[START OF Material for this exercise]

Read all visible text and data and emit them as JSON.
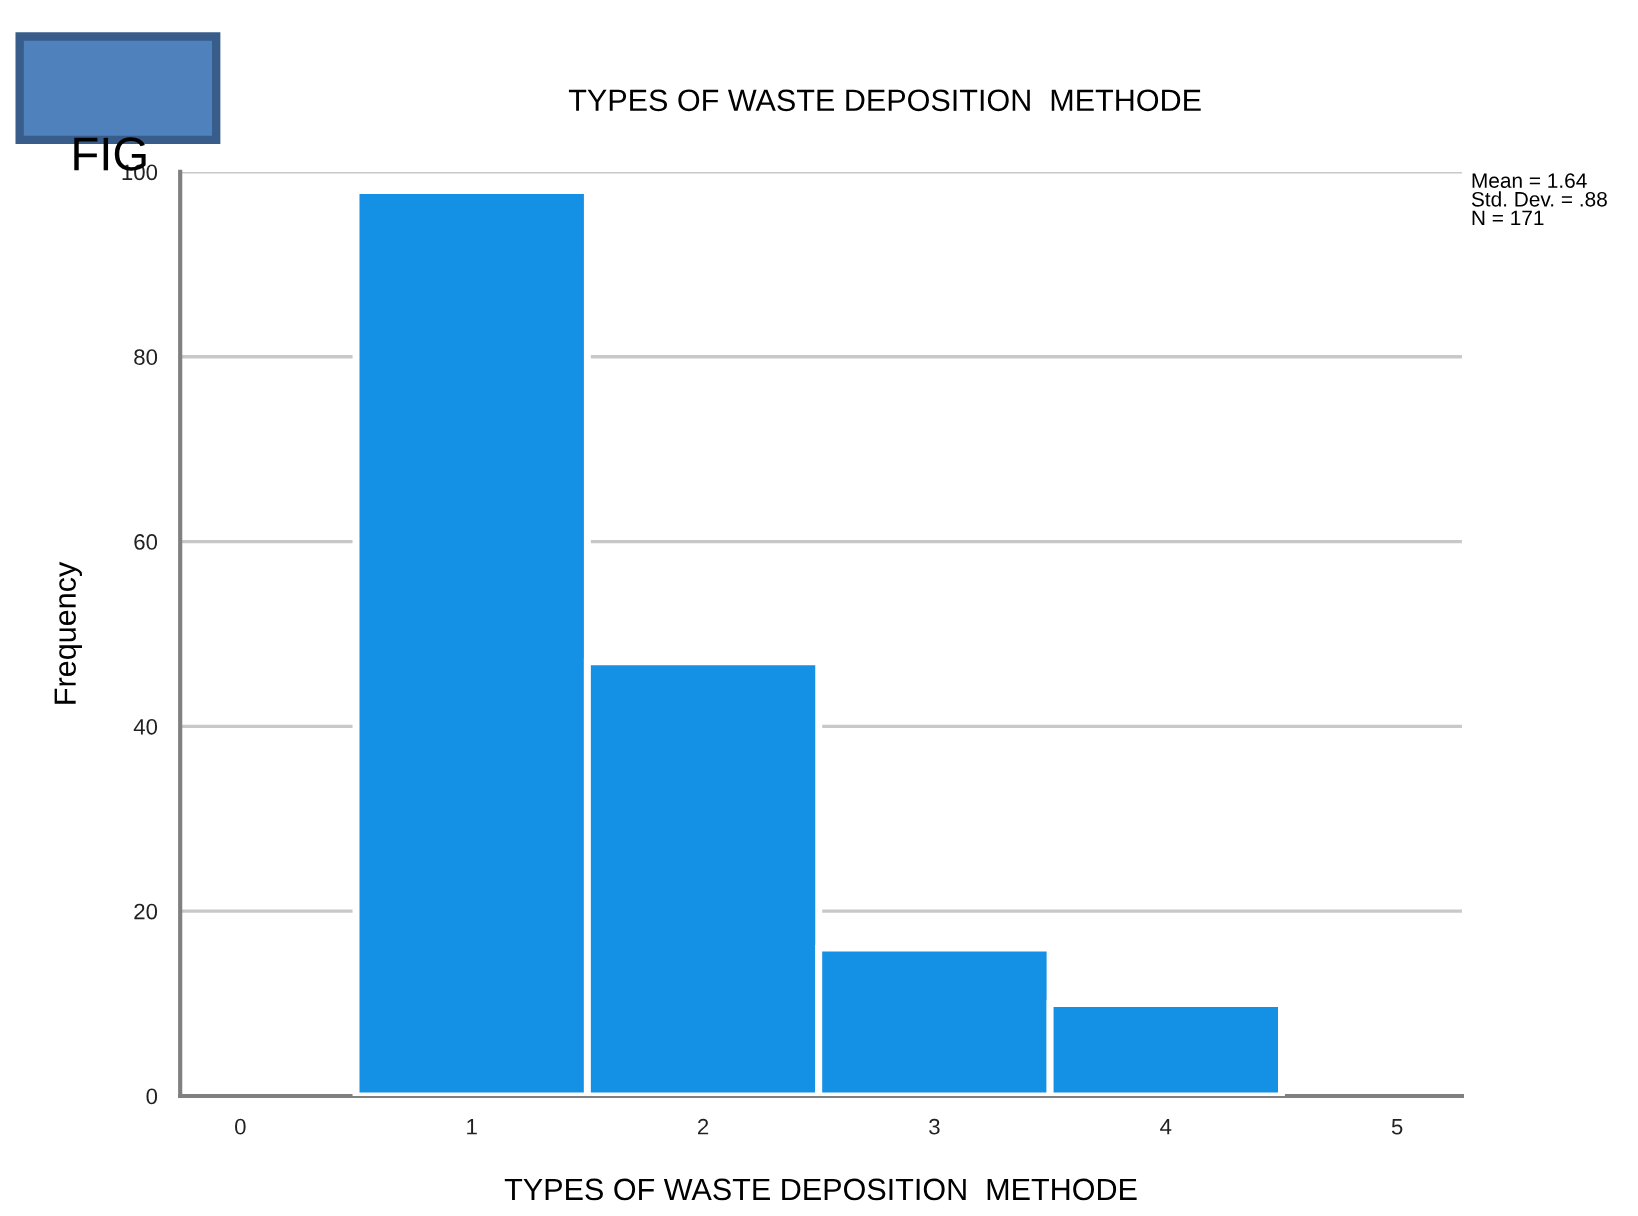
{
  "chart_data": {
    "type": "histogram",
    "title": "TYPES OF WASTE DEPOSITION  METHODE",
    "xlabel": "TYPES OF WASTE DEPOSITION  METHODE",
    "ylabel": "Frequency",
    "bins": [
      0.5,
      1.5,
      2.5,
      3.5,
      4.5
    ],
    "values": [
      98,
      47,
      16,
      10
    ],
    "color": "#1490e4",
    "xlim": [
      -0.26,
      5.28
    ],
    "xticks": [
      0,
      1,
      2,
      3,
      4,
      5
    ],
    "ylim": [
      0,
      100
    ],
    "yticks": [
      0,
      20,
      40,
      60,
      80,
      100
    ],
    "grid": "y",
    "annotations": [
      "Mean = 1.64\nStd. Dev. = .88\nN = 171",
      "FIG"
    ]
  }
}
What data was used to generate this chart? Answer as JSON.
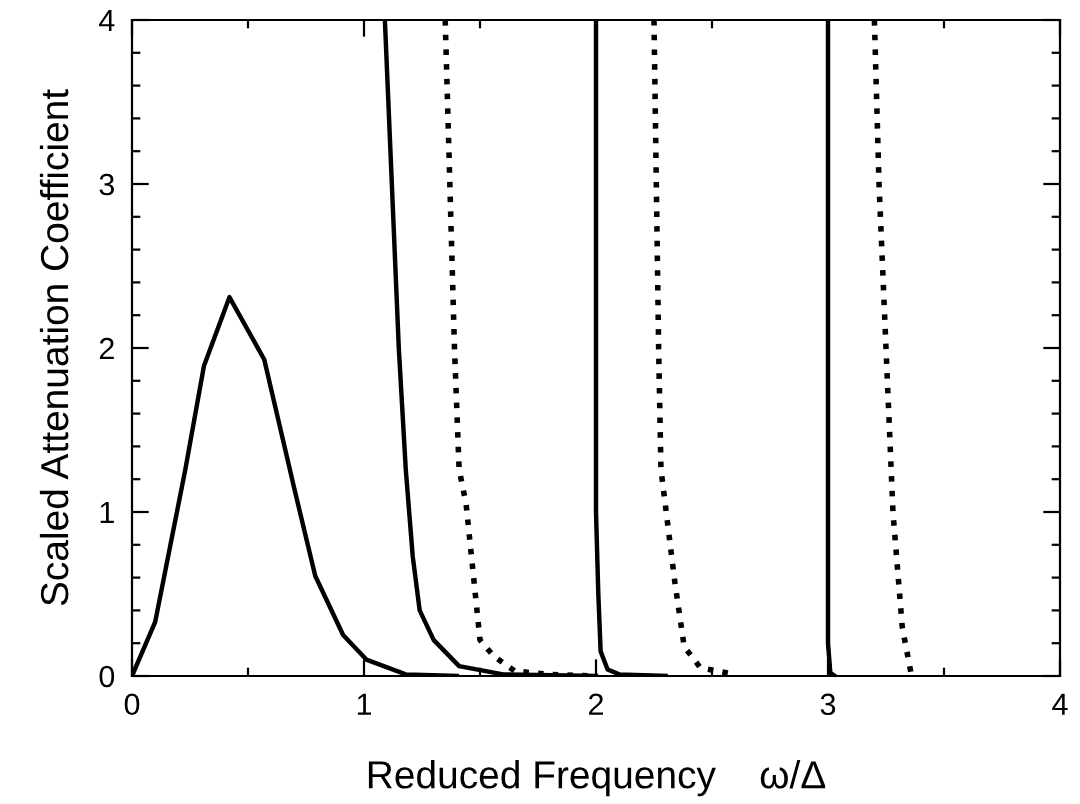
{
  "chart_data": {
    "type": "line",
    "xlabel": "Reduced Frequency    ω/Δ",
    "ylabel": "Scaled Attenuation Coefficient",
    "xlim": [
      0,
      4
    ],
    "ylim": [
      0,
      4
    ],
    "xticks": [
      0,
      {
        "value": 0.5,
        "label": null
      },
      1,
      {
        "value": 1.5,
        "label": null
      },
      2,
      {
        "value": 2.5,
        "label": null
      },
      3,
      {
        "value": 3.5,
        "label": null
      },
      4
    ],
    "yticks": [
      0,
      {
        "value": 0.2,
        "label": null
      },
      {
        "value": 0.4,
        "label": null
      },
      {
        "value": 0.6,
        "label": null
      },
      {
        "value": 0.8,
        "label": null
      },
      1,
      {
        "value": 1.2,
        "label": null
      },
      {
        "value": 1.4,
        "label": null
      },
      {
        "value": 1.6,
        "label": null
      },
      {
        "value": 1.8,
        "label": null
      },
      2,
      {
        "value": 2.2,
        "label": null
      },
      {
        "value": 2.4,
        "label": null
      },
      {
        "value": 2.6,
        "label": null
      },
      {
        "value": 2.8,
        "label": null
      },
      3,
      {
        "value": 3.2,
        "label": null
      },
      {
        "value": 3.4,
        "label": null
      },
      {
        "value": 3.6,
        "label": null
      },
      {
        "value": 3.8,
        "label": null
      },
      4
    ],
    "grid": false,
    "series": [
      {
        "color": "#000000",
        "line_style": "solid",
        "x": [
          0,
          0.1,
          0.23,
          0.31,
          0.42,
          0.57,
          0.7,
          0.79,
          0.91,
          1.01,
          1.18,
          1.4
        ],
        "values": [
          0,
          0.33,
          1.26,
          1.89,
          2.31,
          1.93,
          1.14,
          0.61,
          0.25,
          0.1,
          0.01,
          0
        ]
      },
      {
        "color": "#000000",
        "line_style": "solid",
        "x": [
          1.09,
          1.12,
          1.15,
          1.18,
          1.21,
          1.24,
          1.3,
          1.41,
          1.6,
          2.0
        ],
        "values": [
          4,
          3,
          2,
          1.26,
          0.73,
          0.4,
          0.22,
          0.06,
          0.01,
          0
        ]
      },
      {
        "color": "#000000",
        "line_style": "dotted",
        "x": [
          1.35,
          1.37,
          1.39,
          1.41,
          1.44,
          1.5,
          1.56,
          1.65,
          1.8,
          2.0
        ],
        "values": [
          4,
          3,
          2,
          1.26,
          1.05,
          0.22,
          0.12,
          0.03,
          0.01,
          0
        ]
      },
      {
        "color": "#000000",
        "line_style": "solid",
        "x": [
          2.0,
          2.0,
          2.01,
          2.02,
          2.05,
          2.1,
          2.3
        ],
        "values": [
          4,
          1,
          0.5,
          0.15,
          0.04,
          0.01,
          0
        ]
      },
      {
        "color": "#000000",
        "line_style": "dotted",
        "x": [
          2.25,
          2.26,
          2.27,
          2.28,
          2.34,
          2.38,
          2.45,
          2.6
        ],
        "values": [
          4,
          3,
          2,
          1.26,
          0.57,
          0.18,
          0.05,
          0.01
        ]
      },
      {
        "color": "#000000",
        "line_style": "solid",
        "x": [
          3,
          3,
          3.01,
          3.03
        ],
        "values": [
          4,
          0.2,
          0.02,
          0
        ]
      },
      {
        "color": "#000000",
        "line_style": "dotted",
        "x": [
          3.2,
          3.22,
          3.25,
          3.28,
          3.32,
          3.36
        ],
        "values": [
          4,
          3,
          2,
          1,
          0.3,
          0
        ]
      }
    ]
  }
}
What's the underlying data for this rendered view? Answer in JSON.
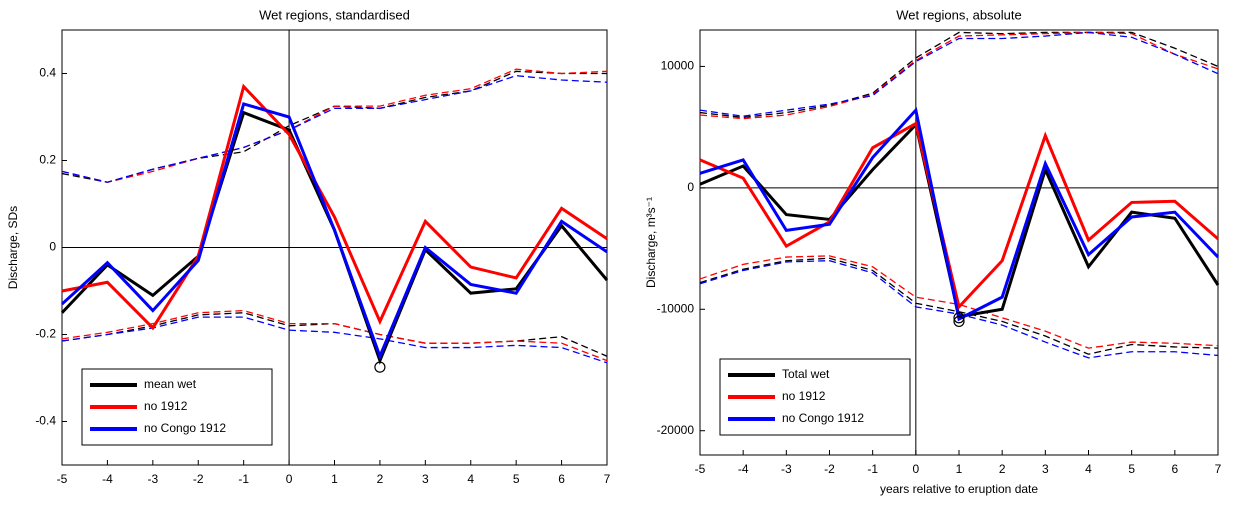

[END OF Material for this exercise]

Task directions
Pull out each line of the records holding the string "What".

Finished exercise
What data was used to generate this chart? Answer as JSON.
What's the underlying data for this rendered view? Answer in JSON.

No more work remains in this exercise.